- Given task
Give all of the lines again, with nothing added or dropped.
-- START OF Records for the exercise --
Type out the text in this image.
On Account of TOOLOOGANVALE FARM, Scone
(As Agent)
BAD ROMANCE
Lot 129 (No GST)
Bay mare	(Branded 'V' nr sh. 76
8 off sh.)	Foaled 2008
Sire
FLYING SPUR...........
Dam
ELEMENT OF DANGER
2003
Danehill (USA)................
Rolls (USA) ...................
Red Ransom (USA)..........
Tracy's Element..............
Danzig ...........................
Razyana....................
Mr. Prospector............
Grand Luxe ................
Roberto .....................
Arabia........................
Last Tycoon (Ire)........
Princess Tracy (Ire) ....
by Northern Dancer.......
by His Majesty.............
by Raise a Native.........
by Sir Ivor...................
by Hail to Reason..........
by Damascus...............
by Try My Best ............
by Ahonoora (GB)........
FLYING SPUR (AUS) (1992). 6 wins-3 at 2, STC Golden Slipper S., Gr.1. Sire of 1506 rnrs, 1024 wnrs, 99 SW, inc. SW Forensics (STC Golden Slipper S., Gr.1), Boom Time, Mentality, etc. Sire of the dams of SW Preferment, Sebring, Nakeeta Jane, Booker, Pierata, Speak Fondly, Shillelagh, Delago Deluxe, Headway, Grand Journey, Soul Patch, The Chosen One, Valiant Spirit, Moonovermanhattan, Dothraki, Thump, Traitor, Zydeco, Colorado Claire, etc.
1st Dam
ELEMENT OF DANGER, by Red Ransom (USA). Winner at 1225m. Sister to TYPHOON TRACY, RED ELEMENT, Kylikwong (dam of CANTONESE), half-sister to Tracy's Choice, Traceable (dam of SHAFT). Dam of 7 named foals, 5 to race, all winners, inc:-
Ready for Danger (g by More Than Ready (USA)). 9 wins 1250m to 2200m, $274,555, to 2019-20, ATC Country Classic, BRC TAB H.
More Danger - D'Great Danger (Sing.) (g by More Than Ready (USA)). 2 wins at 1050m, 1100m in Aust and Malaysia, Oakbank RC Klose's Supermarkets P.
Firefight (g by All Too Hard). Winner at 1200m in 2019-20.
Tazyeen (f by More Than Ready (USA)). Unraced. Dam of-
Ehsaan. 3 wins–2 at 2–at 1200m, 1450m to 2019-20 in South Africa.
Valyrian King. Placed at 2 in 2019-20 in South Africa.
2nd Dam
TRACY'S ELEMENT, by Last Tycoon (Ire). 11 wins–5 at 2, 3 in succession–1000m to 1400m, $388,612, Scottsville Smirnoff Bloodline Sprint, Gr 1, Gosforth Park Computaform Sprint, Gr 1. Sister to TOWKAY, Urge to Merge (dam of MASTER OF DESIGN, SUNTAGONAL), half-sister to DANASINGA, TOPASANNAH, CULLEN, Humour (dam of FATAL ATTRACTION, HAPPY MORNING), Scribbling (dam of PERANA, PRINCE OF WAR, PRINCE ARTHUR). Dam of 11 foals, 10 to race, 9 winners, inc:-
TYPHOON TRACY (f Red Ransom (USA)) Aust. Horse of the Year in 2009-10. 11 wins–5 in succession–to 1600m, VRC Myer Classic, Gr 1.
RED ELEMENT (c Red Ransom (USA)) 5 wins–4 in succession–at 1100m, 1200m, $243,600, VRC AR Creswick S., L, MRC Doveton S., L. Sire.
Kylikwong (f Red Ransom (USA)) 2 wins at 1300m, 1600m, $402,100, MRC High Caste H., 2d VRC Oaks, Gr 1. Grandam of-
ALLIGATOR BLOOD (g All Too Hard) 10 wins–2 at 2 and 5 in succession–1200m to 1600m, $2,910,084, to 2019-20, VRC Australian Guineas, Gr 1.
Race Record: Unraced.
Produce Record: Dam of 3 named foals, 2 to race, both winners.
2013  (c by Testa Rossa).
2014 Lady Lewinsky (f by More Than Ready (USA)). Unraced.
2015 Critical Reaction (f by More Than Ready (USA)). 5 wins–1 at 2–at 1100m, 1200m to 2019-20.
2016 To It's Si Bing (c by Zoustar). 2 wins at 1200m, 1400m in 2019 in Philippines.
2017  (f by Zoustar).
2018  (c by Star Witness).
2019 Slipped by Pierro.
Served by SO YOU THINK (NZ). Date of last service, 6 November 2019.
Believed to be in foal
-- END OF Records for the exercise --
- Exercise response
Type out the text in this image.
On Account of TOOLOOGANVALE FARM, Scone
(As Agent)
BAD ROMANCE
Lot 129 (No GST)
Bay mare	(Branded 'V' nr sh. 76
8 off sh.)	Foaled 2008
Sire
FLYING SPUR...........
Dam
ELEMENT OF DANGER
2003
Danehill (USA)................
Rolls (USA) ...................
Red Ransom (USA)..........
Tracy's Element..............
Danzig ...........................
Razyana....................
Mr. Prospector............
Grand Luxe ................
Roberto .....................
Arabia........................
Last Tycoon (Ire)........
Princess Tracy (Ire) ....
by Northern Dancer.......
by His Majesty.............
by Raise a Native.........
by Sir Ivor...................
by Hail to Reason..........
by Damascus...............
by Try My Best ............
by Ahonoora (GB)........
FLYING SPUR (AUS) (1992). 6 wins-3 at 2, STC Golden Slipper S., Gr.1. Sire of 1506 rnrs, 1024 wnrs, 99 SW, inc. SW Forensics (STC Golden Slipper S., Gr.1), Boom Time, Mentality, etc. Sire of the dams of SW Preferment, Sebring, Nakeeta Jane, Booker, Pierata, Speak Fondly, Shillelagh, Delago Deluxe, Headway, Grand Journey, Soul Patch, The Chosen One, Valiant Spirit, Moonovermanhattan, Dothraki, Thump, Traitor, Zydeco, Colorado Claire, etc.
1st Dam
ELEMENT OF DANGER, by Red Ransom (USA). Winner at 1225m. Sister to TYPHOON TRACY, RED ELEMENT, Kylikwong (dam of CANTONESE), half-sister to Tracy's Choice, Traceable (dam of SHAFT). Dam of 7 named foals, 5 to race, all winners, inc:-
Ready for Danger (g by More Than Ready (USA)). 9 wins 1250m to 2200m, $274,555, to 2019-20, ATC Country Classic, BRC TAB H.
More Danger - D'Great Danger (Sing.) (g by More Than Ready (USA)). 2 wins at 1050m, 1100m in Aust and Malaysia, Oakbank RC Klose's Supermarkets P.
Firefight (g by All Too Hard). Winner at 1200m in 2019-20.
Tazyeen (f by More Than Ready (USA)). Unraced. Dam of-
Ehsaan. 3 wins–2 at 2–at 1200m, 1450m to 2019-20 in South Africa.
Valyrian King. Placed at 2 in 2019-20 in South Africa.
2nd Dam
TRACY'S ELEMENT, by Last Tycoon (Ire). 11 wins–5 at 2, 3 in succession–1000m to 1400m, $388,612, Scottsville Smirnoff Bloodline Sprint, Gr 1, Gosforth Park Computaform Sprint, Gr 1. Sister to TOWKAY, Urge to Merge (dam of MASTER OF DESIGN, SUNTAGONAL), half-sister to DANASINGA, TOPASANNAH, CULLEN, Humour (dam of FATAL ATTRACTION, HAPPY MORNING), Scribbling (dam of PERANA, PRINCE OF WAR, PRINCE ARTHUR). Dam of 11 foals, 10 to race, 9 winners, inc:-
TYPHOON TRACY (f Red Ransom (USA)) Aust. Horse of the Year in 2009-10. 11 wins–5 in succession–to 1600m, VRC Myer Classic, Gr 1.
RED ELEMENT (c Red Ransom (USA)) 5 wins–4 in succession–at 1100m, 1200m, $243,600, VRC AR Creswick S., L, MRC Doveton S., L. Sire.
Kylikwong (f Red Ransom (USA)) 2 wins at 1300m, 1600m, $402,100, MRC High Caste H., 2d VRC Oaks, Gr 1. Grandam of-
ALLIGATOR BLOOD (g All Too Hard) 10 wins–2 at 2 and 5 in succession–1200m to 1600m, $2,910,084, to 2019-20, VRC Australian Guineas, Gr 1.
Race Record: Unraced.
Produce Record: Dam of 3 named foals, 2 to race, both winners.
2013  (c by Testa Rossa).
2014 Lady Lewinsky (f by More Than Ready (USA)). Unraced.
2015 Critical Reaction (f by More Than Ready (USA)). 5 wins–1 at 2–at 1100m, 1200m to 2019-20.
2016 To It's Si Bing (c by Zoustar). 2 wins at 1200m, 1400m in 2019 in Philippines.
2017  (f by Zoustar).
2018  (c by Star Witness).
2019 Slipped by Pierro.
Served by SO YOU THINK (NZ). Date of last service, 6 November 2019.
Believed to be in foal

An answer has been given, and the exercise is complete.